▶ Do this
Find the lines with "stream" in them and copy them out.

A block of data:
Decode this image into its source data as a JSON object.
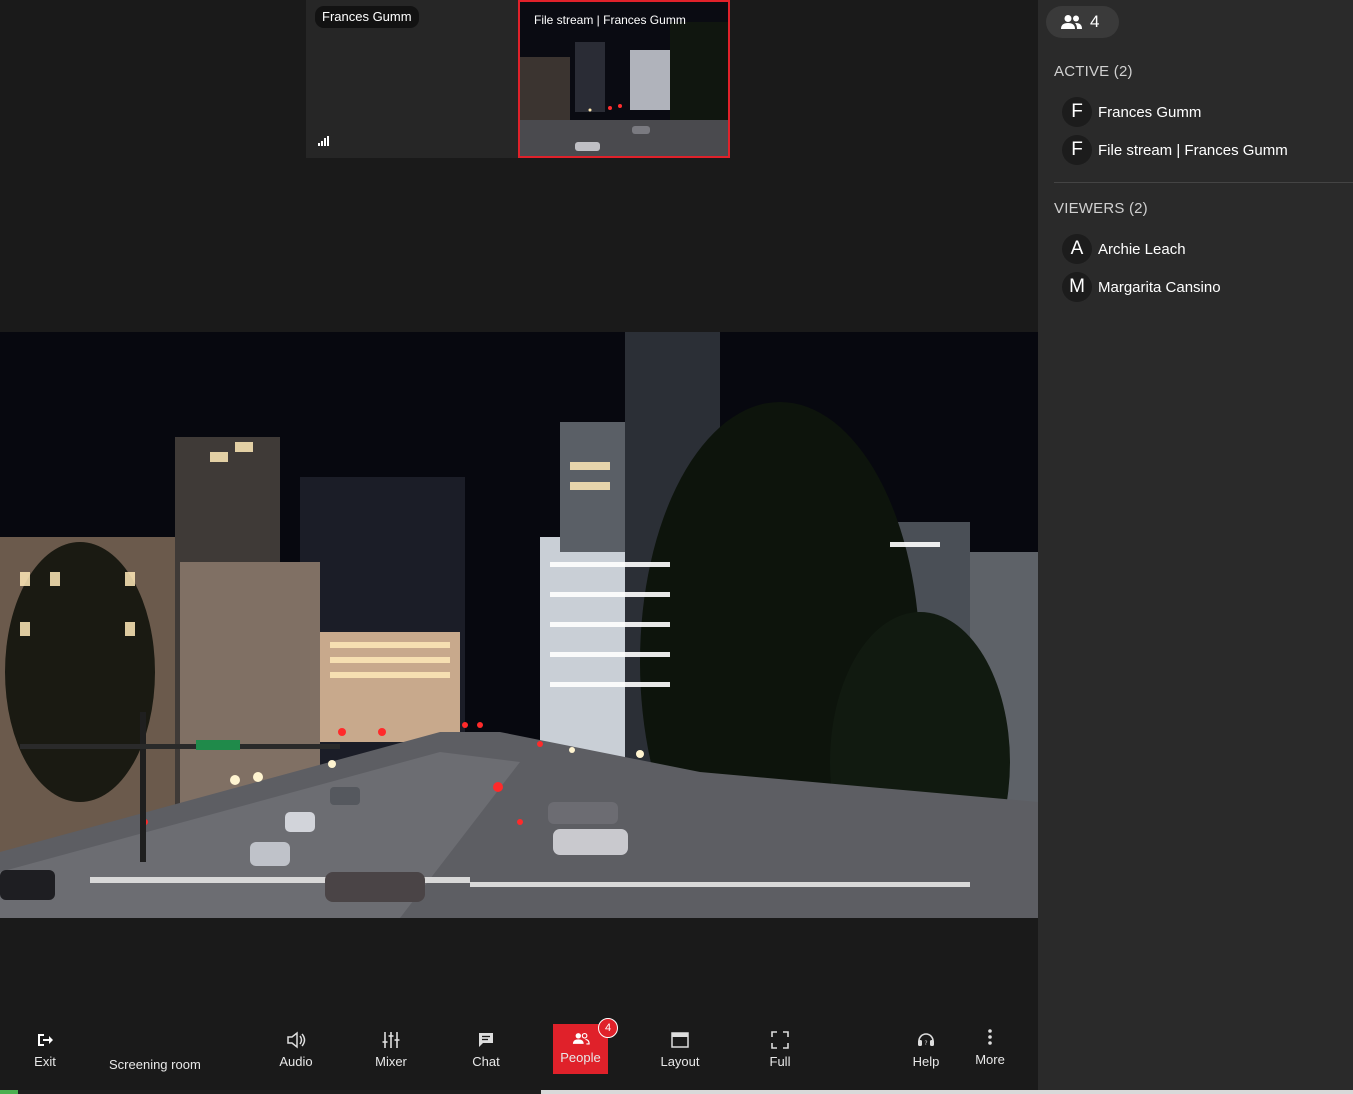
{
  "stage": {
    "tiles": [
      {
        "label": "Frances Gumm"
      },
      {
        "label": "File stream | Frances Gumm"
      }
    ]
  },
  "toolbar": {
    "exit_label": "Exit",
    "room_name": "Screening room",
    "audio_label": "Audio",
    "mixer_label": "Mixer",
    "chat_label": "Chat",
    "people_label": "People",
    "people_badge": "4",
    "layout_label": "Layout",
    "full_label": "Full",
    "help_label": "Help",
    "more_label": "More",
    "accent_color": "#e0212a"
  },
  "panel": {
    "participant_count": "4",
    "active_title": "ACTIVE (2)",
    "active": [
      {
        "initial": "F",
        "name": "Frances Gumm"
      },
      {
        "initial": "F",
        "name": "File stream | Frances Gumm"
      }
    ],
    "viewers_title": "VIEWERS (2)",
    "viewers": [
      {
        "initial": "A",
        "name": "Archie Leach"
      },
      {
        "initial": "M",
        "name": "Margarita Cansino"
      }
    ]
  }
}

---

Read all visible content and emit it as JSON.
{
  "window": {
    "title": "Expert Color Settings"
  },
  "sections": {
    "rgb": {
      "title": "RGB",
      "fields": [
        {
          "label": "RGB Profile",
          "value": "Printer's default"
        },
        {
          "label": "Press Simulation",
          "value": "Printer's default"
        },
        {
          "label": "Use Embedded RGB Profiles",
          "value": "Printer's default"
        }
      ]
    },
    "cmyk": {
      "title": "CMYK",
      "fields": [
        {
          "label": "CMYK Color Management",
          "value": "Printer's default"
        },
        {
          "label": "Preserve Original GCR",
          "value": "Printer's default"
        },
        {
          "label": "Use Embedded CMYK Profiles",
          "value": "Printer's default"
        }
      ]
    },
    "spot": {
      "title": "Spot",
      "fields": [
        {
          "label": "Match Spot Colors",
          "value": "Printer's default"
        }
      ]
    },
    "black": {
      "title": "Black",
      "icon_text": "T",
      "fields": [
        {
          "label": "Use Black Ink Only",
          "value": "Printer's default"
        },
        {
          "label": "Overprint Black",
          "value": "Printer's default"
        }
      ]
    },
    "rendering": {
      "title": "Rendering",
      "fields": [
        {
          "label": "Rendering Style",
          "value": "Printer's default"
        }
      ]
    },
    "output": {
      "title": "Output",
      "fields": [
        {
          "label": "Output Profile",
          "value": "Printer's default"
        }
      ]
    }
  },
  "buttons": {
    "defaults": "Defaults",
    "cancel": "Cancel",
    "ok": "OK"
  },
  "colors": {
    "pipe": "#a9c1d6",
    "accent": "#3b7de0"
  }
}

▶ Task response
        "label": "File stream | Frances Gumm"
        "name": "File stream | Frances Gumm"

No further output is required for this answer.